Repeat every record below exactly as written.

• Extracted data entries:
════
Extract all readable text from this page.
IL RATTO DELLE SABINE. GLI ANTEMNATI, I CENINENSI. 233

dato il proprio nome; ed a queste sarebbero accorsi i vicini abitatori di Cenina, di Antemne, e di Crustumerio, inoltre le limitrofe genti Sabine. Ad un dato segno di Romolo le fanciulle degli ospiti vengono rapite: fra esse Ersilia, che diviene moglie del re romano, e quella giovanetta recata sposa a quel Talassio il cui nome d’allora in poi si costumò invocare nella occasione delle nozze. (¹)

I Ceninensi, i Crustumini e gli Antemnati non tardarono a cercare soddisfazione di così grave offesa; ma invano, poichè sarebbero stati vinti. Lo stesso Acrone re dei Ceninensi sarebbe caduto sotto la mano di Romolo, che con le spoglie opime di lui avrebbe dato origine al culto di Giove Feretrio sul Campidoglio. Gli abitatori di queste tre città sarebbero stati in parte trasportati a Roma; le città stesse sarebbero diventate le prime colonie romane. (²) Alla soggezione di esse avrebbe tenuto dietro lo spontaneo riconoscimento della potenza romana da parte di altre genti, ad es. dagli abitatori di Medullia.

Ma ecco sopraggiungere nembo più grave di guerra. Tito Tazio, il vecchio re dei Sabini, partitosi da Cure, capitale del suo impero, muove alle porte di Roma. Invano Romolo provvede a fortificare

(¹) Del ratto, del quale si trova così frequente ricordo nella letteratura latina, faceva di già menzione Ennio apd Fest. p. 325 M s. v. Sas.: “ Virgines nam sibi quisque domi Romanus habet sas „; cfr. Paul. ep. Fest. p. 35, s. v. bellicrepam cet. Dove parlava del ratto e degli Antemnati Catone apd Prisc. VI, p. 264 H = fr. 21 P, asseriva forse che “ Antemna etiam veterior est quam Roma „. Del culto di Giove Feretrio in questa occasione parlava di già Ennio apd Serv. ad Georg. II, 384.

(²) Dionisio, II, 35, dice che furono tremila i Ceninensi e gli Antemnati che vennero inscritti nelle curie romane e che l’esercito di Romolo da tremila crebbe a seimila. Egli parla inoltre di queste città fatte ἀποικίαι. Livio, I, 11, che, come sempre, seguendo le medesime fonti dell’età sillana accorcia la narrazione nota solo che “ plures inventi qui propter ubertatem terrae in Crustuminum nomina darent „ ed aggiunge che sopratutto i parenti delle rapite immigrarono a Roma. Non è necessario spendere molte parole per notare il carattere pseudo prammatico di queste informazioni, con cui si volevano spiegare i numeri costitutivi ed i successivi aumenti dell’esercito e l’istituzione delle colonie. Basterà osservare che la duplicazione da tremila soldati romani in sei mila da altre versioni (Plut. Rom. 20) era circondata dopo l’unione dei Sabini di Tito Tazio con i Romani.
════
• ANSWER BELOW:
Extract all readable text from this page.
IL RATTO DELLE SABINE. GLI ANTEMNATI, I CENINENSI. 233

dato il proprio nome; ed a queste sarebbero accorsi i vicini abitatori di Cenina, di Antemne, e di Crustumerio, inoltre le limitrofe genti Sabine. Ad un dato segno di Romolo le fanciulle degli ospiti vengono rapite: fra esse Ersilia, che diviene moglie del re romano, e quella giovanetta recata sposa a quel Talassio il cui nome d’allora in poi si costumò invocare nella occasione delle nozze. (¹)

I Ceninensi, i Crustumini e gli Antemnati non tardarono a cercare soddisfazione di così grave offesa; ma invano, poichè sarebbero stati vinti. Lo stesso Acrone re dei Ceninensi sarebbe caduto sotto la mano di Romolo, che con le spoglie opime di lui avrebbe dato origine al culto di Giove Feretrio sul Campidoglio. Gli abitatori di queste tre città sarebbero stati in parte trasportati a Roma; le città stesse sarebbero diventate le prime colonie romane. (²) Alla soggezione di esse avrebbe tenuto dietro lo spontaneo riconoscimento della potenza romana da parte di altre genti, ad es. dagli abitatori di Medullia.

Ma ecco sopraggiungere nembo più grave di guerra. Tito Tazio, il vecchio re dei Sabini, partitosi da Cure, capitale del suo impero, muove alle porte di Roma. Invano Romolo provvede a fortificare

(¹) Del ratto, del quale si trova così frequente ricordo nella letteratura latina, faceva di già menzione Ennio apd Fest. p. 325 M s. v. Sas.: “ Virgines nam sibi quisque domi Romanus habet sas „; cfr. Paul. ep. Fest. p. 35, s. v. bellicrepam cet. Dove parlava del ratto e degli Antemnati Catone apd Prisc. VI, p. 264 H = fr. 21 P, asseriva forse che “ Antemna etiam veterior est quam Roma „. Del culto di Giove Feretrio in questa occasione parlava di già Ennio apd Serv. ad Georg. II, 384.

(²) Dionisio, II, 35, dice che furono tremila i Ceninensi e gli Antemnati che vennero inscritti nelle curie romane e che l’esercito di Romolo da tremila crebbe a seimila. Egli parla inoltre di queste città fatte ἀποικίαι. Livio, I, 11, che, come sempre, seguendo le medesime fonti dell’età sillana accorcia la narrazione nota solo che “ plures inventi qui propter ubertatem terrae in Crustuminum nomina darent „ ed aggiunge che sopratutto i parenti delle rapite immigrarono a Roma. Non è necessario spendere molte parole per notare il carattere pseudo prammatico di queste informazioni, con cui si volevano spiegare i numeri costitutivi ed i successivi aumenti dell’esercito e l’istituzione delle colonie. Basterà osservare che la duplicazione da tremila soldati romani in sei mila da altre versioni (Plut. Rom. 20) era circondata dopo l’unione dei Sabini di Tito Tazio con i Romani.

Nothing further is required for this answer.